Reading passage:
============================================================

23. Mar, 2022


I loved the 80s, but on reflection I feel 1983 and 1984 were my favorite years. It was a vibrant time for many, although life must have been tough for the 2 million poor souls who were unemployed and the coal miners who were having their livelihoods decimated by sweeping pitt closures.

It was a period when Synthesized music ruled the pop charts. Spurred on by the success of The Human League's Don't You Want Me Baby a host of new acts enjoyed great success. Solo singers Nik Kershaw and Howard Jones were joined by The Thompson Twins fronted by Tom Bailey, Kershaw's "Wouldn't it be good" was one of my favorites. Mum loved Matthew Wilder's "Break My Stride" ,another cracker. As was Wang Chung's "Dance Hall Days" My chart was topped by two belters, "Every Breath You Take" by The Police and "Africa" by American band Toto. I heard recently that "Every Breath" is the most played song in radio history.

============================================================

Information shown:
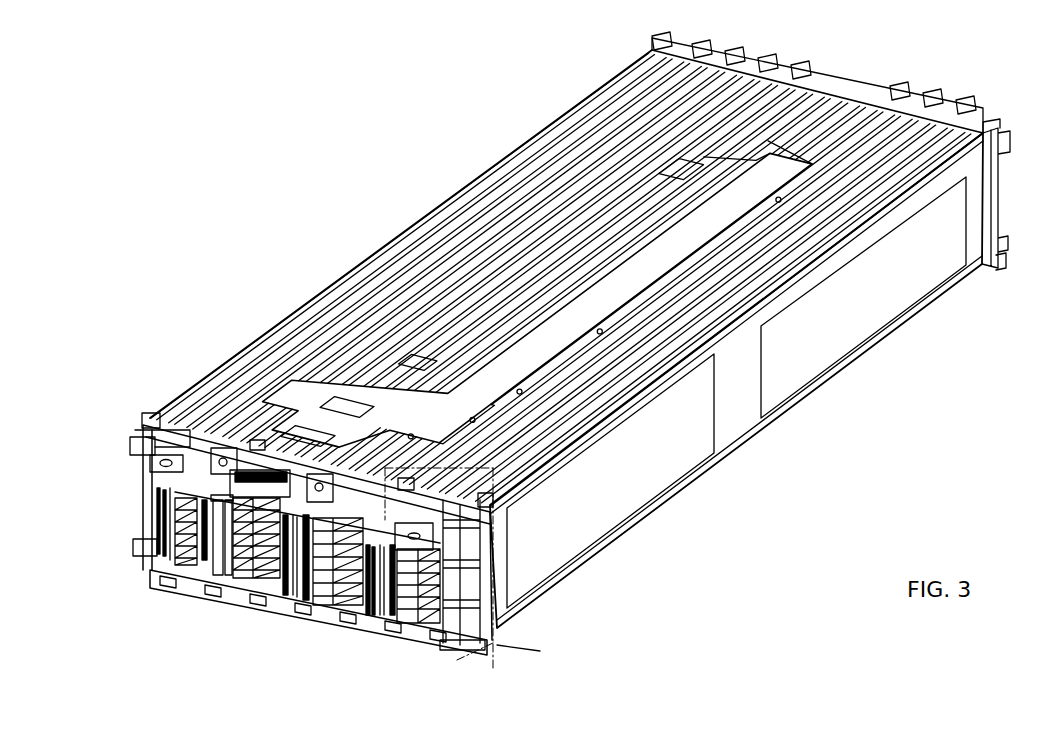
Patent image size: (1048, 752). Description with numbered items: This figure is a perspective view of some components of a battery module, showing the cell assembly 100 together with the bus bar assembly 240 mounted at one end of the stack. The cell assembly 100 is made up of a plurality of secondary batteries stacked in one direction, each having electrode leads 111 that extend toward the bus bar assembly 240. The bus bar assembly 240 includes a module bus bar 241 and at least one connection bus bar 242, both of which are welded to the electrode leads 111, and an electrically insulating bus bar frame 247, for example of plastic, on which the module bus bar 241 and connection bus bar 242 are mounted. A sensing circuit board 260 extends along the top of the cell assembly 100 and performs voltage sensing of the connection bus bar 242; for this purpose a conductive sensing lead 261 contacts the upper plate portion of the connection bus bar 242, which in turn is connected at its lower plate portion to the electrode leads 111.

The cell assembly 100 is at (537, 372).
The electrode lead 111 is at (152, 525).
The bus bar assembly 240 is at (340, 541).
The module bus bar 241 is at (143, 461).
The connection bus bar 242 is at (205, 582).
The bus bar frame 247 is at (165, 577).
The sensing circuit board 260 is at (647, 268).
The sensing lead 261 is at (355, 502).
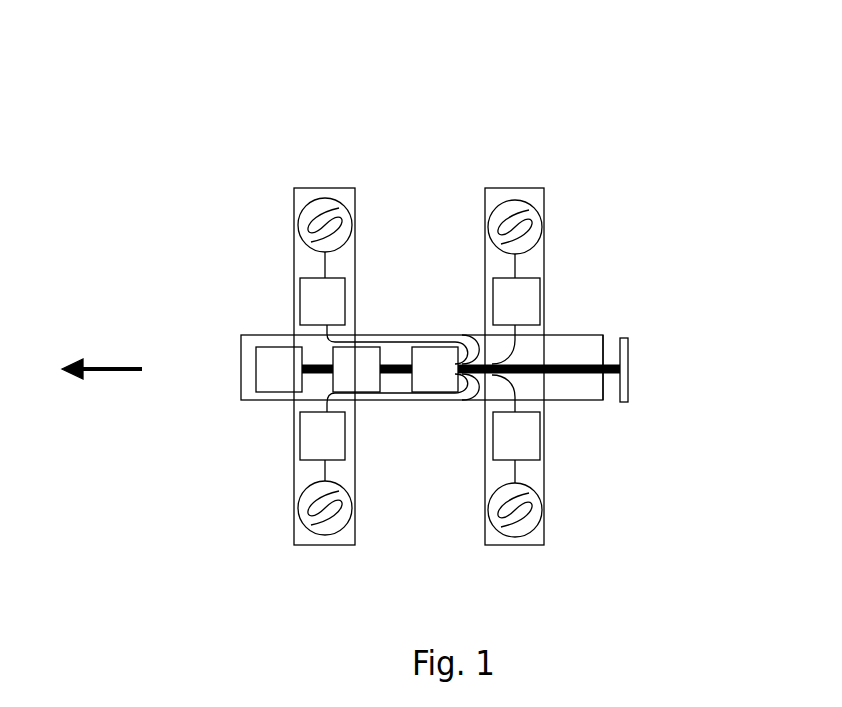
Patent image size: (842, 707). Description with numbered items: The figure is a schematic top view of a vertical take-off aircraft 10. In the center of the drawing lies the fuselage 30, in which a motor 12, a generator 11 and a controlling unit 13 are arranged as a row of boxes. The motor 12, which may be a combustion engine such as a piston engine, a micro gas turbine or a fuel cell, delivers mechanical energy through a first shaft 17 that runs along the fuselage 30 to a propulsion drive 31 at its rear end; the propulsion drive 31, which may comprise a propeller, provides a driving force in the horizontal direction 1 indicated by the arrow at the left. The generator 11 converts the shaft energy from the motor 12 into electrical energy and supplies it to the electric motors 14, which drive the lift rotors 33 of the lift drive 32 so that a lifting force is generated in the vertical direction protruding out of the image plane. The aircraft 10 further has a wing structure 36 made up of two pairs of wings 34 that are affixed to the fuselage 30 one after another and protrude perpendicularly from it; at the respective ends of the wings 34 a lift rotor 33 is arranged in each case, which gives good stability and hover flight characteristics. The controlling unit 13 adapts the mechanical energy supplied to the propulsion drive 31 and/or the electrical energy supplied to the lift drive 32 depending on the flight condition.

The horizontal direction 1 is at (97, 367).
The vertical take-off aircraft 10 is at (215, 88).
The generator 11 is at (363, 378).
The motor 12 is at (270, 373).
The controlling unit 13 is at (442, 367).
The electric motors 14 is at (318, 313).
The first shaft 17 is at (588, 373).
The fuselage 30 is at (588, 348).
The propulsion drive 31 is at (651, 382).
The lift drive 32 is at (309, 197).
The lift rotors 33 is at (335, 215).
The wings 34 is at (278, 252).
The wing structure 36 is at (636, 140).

============================================================

Instructions:
1. List every song title named in the 1980s music post, each with the act the post credits it to.
2. According to the 1980s music post, what spurred the great success of a host of new acts? Answer in one to three sentences.
The records are separate material with no connection to the 1980s music post.

The solutions:
1.
- "Don't You Want Me Baby" by The Human League
- "Wouldn't it be good" by Nik Kershaw
- "Break My Stride" by Matthew Wilder
- "Dance Hall Days" by Wang Chung
- "Every Breath You Take" by The Police
- "Africa" by Toto

2. The success of The Human League's "Don't You Want Me Baby" spurred it on. This came at a time when synthesized music ruled the pop charts.